§ TASK GOAL: Return each line holding the string "also".

§ DATA SHOWN:

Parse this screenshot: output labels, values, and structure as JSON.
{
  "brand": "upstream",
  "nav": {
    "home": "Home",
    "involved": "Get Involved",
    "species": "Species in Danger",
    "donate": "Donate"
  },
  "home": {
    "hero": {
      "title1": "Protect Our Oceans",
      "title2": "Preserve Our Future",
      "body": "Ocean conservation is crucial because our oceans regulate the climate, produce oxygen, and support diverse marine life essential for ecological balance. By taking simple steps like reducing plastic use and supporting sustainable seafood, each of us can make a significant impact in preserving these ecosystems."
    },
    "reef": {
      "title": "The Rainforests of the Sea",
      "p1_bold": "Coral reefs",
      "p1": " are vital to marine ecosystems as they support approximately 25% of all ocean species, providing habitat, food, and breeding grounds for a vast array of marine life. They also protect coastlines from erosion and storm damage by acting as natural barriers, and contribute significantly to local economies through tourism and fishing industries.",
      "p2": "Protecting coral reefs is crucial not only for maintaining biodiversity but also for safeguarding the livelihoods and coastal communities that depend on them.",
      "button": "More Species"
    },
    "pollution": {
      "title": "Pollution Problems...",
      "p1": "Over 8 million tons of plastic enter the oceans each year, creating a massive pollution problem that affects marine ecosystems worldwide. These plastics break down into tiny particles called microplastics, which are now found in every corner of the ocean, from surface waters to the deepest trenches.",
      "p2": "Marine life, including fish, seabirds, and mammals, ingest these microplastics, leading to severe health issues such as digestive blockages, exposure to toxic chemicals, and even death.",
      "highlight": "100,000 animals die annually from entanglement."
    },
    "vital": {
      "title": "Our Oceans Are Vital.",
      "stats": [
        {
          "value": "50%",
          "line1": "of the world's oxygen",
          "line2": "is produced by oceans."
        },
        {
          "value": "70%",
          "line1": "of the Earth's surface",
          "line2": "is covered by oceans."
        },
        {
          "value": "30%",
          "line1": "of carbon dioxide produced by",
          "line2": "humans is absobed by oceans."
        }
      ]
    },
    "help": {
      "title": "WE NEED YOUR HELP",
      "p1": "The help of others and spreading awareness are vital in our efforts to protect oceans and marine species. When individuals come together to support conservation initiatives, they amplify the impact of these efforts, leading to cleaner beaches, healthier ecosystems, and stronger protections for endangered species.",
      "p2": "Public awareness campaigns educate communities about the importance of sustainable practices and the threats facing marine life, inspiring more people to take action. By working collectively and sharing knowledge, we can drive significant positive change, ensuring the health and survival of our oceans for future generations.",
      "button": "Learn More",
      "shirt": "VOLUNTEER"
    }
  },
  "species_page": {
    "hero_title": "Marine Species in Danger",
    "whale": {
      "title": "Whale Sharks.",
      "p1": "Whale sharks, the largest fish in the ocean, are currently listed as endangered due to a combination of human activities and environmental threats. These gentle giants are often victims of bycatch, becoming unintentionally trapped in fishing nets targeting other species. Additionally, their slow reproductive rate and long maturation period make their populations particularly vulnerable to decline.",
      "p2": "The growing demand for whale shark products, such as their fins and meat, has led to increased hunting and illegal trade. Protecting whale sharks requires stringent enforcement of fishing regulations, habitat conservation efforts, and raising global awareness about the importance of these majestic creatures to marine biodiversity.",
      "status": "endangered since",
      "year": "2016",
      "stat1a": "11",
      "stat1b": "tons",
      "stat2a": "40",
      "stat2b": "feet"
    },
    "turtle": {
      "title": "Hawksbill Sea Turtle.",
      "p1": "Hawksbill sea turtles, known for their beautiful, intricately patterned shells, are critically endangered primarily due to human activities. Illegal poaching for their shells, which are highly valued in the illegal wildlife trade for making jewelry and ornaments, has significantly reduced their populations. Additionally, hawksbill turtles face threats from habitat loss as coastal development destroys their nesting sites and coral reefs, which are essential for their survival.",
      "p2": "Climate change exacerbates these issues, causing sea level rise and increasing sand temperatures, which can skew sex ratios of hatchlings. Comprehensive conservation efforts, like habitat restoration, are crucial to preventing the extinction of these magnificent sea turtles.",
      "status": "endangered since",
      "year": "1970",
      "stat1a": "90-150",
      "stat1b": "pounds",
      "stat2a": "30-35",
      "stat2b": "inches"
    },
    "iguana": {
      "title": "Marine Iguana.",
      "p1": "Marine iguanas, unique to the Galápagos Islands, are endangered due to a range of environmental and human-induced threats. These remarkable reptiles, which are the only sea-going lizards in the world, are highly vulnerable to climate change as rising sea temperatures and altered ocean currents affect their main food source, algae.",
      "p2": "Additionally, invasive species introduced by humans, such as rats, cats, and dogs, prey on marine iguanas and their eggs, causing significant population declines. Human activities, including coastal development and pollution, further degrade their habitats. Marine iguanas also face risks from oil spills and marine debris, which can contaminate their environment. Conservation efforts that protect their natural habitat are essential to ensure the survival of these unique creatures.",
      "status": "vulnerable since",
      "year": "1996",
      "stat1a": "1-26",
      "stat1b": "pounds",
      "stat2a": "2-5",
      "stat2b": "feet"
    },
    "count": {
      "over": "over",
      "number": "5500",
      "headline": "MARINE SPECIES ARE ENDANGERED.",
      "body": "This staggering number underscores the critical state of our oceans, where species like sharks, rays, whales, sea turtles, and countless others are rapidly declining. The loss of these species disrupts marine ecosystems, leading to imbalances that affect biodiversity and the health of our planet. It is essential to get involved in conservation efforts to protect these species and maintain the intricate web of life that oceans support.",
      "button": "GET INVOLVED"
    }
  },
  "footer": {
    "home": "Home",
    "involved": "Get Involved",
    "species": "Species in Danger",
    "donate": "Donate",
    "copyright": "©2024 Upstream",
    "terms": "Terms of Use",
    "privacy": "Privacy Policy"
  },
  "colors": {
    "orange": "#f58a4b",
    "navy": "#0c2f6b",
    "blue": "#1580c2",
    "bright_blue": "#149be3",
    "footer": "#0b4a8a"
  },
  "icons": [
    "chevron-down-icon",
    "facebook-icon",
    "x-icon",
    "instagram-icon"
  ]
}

§ EXERCISE OUTPUT:
      "p1": " are vital to marine ecosystems as they support approximately 25% of all ocean species, providing habitat, food, and breeding grounds for a vast array of marine life. They also protect coastlines from erosion and storm damage by acting as natural barriers, and contribute significantly to local economies through tourism and fishing industries.",
      "p2": "Protecting coral reefs is crucial not only for maintaining biodiversity but also for safeguarding the livelihoods and coastal communities that depend on them.",
      "p2": "Additionally, invasive species introduced by humans, such as rats, cats, and dogs, prey on marine iguanas and their eggs, causing significant population declines. Human activities, including coastal development and pollution, further degrade their habitats. Marine iguanas also face risks from oil spills and marine debris, which can contaminate their environment. Conservation efforts that protect their natural habitat are essential to ensure the survival of these unique creatures.",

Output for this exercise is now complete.